[WHAT IS NEEDED] Retype the material in full, keeping every word the same.

----------------------------------------

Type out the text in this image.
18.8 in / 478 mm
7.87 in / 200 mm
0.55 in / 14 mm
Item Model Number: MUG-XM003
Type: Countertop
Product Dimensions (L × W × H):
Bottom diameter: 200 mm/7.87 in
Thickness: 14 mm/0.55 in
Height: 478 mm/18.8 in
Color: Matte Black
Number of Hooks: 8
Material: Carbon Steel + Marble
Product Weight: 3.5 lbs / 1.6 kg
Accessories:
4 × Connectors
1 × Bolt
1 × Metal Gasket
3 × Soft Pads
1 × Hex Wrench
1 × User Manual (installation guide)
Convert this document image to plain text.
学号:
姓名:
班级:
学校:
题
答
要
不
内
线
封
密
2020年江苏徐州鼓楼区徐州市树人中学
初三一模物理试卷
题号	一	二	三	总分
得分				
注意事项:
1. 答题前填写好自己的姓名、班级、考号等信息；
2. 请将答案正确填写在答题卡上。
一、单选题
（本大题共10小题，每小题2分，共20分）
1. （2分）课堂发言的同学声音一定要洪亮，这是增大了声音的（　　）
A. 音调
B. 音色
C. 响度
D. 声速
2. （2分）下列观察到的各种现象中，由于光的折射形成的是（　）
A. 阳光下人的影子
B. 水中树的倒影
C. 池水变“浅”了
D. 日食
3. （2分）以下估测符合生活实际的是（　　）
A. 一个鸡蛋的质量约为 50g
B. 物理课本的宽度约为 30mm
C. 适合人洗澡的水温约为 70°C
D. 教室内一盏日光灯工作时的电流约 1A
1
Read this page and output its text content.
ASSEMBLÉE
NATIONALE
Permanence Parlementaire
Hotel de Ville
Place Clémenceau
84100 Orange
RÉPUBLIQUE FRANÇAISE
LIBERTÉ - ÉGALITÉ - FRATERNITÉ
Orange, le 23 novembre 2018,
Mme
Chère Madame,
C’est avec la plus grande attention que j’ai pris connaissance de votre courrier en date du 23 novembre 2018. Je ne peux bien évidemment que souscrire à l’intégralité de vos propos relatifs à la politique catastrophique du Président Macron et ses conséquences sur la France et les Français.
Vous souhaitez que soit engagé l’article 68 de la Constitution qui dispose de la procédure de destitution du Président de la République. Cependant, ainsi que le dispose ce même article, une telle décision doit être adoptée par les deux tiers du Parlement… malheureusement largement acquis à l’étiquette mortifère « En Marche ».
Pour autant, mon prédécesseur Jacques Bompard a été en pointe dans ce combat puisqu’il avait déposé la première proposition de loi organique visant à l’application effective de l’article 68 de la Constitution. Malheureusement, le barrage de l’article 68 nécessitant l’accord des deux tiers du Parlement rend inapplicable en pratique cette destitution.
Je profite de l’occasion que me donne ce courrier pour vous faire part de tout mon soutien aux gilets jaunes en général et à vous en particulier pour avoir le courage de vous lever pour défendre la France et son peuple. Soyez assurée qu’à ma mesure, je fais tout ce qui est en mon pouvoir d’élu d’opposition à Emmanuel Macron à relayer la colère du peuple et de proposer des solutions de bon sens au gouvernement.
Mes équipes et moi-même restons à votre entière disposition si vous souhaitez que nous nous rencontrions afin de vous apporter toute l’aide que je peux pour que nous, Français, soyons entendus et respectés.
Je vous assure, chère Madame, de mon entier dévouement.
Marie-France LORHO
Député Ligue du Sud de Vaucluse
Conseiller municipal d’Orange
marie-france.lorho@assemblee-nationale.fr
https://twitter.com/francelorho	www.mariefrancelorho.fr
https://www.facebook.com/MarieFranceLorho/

----------------------------------------

[THE ANSWER]
Type out the text in this image.
18.8 in / 478 mm
7.87 in / 200 mm
0.55 in / 14 mm
Item Model Number: MUG-XM003
Type: Countertop
Product Dimensions (L × W × H):
Bottom diameter: 200 mm/7.87 in
Thickness: 14 mm/0.55 in
Height: 478 mm/18.8 in
Color: Matte Black
Number of Hooks: 8
Material: Carbon Steel + Marble
Product Weight: 3.5 lbs / 1.6 kg
Accessories:
4 × Connectors
1 × Bolt
1 × Metal Gasket
3 × Soft Pads
1 × Hex Wrench
1 × User Manual (installation guide)
Convert this document image to plain text.
学号:
姓名:
班级:
学校:
题
答
要
不
内
线
封
密
2020年江苏徐州鼓楼区徐州市树人中学
初三一模物理试卷
题号	一	二	三	总分
得分				
注意事项:
1. 答题前填写好自己的姓名、班级、考号等信息；
2. 请将答案正确填写在答题卡上。
一、单选题
（本大题共10小题，每小题2分，共20分）
1. （2分）课堂发言的同学声音一定要洪亮，这是增大了声音的（　　）
A. 音调
B. 音色
C. 响度
D. 声速
2. （2分）下列观察到的各种现象中，由于光的折射形成的是（　）
A. 阳光下人的影子
B. 水中树的倒影
C. 池水变“浅”了
D. 日食
3. （2分）以下估测符合生活实际的是（　　）
A. 一个鸡蛋的质量约为 50g
B. 物理课本的宽度约为 30mm
C. 适合人洗澡的水温约为 70°C
D. 教室内一盏日光灯工作时的电流约 1A
1
Read this page and output its text content.
ASSEMBLÉE
NATIONALE
Permanence Parlementaire
Hotel de Ville
Place Clémenceau
84100 Orange
RÉPUBLIQUE FRANÇAISE
LIBERTÉ - ÉGALITÉ - FRATERNITÉ
Orange, le 23 novembre 2018,
Mme
Chère Madame,
C’est avec la plus grande attention que j’ai pris connaissance de votre courrier en date du 23 novembre 2018. Je ne peux bien évidemment que souscrire à l’intégralité de vos propos relatifs à la politique catastrophique du Président Macron et ses conséquences sur la France et les Français.
Vous souhaitez que soit engagé l’article 68 de la Constitution qui dispose de la procédure de destitution du Président de la République. Cependant, ainsi que le dispose ce même article, une telle décision doit être adoptée par les deux tiers du Parlement… malheureusement largement acquis à l’étiquette mortifère « En Marche ».
Pour autant, mon prédécesseur Jacques Bompard a été en pointe dans ce combat puisqu’il avait déposé la première proposition de loi organique visant à l’application effective de l’article 68 de la Constitution. Malheureusement, le barrage de l’article 68 nécessitant l’accord des deux tiers du Parlement rend inapplicable en pratique cette destitution.
Je profite de l’occasion que me donne ce courrier pour vous faire part de tout mon soutien aux gilets jaunes en général et à vous en particulier pour avoir le courage de vous lever pour défendre la France et son peuple. Soyez assurée qu’à ma mesure, je fais tout ce qui est en mon pouvoir d’élu d’opposition à Emmanuel Macron à relayer la colère du peuple et de proposer des solutions de bon sens au gouvernement.
Mes équipes et moi-même restons à votre entière disposition si vous souhaitez que nous nous rencontrions afin de vous apporter toute l’aide que je peux pour que nous, Français, soyons entendus et respectés.
Je vous assure, chère Madame, de mon entier dévouement.
Marie-France LORHO
Député Ligue du Sud de Vaucluse
Conseiller municipal d’Orange
marie-france.lorho@assemblee-nationale.fr
https://twitter.com/francelorho	www.mariefrancelorho.fr
https://www.facebook.com/MarieFranceLorho/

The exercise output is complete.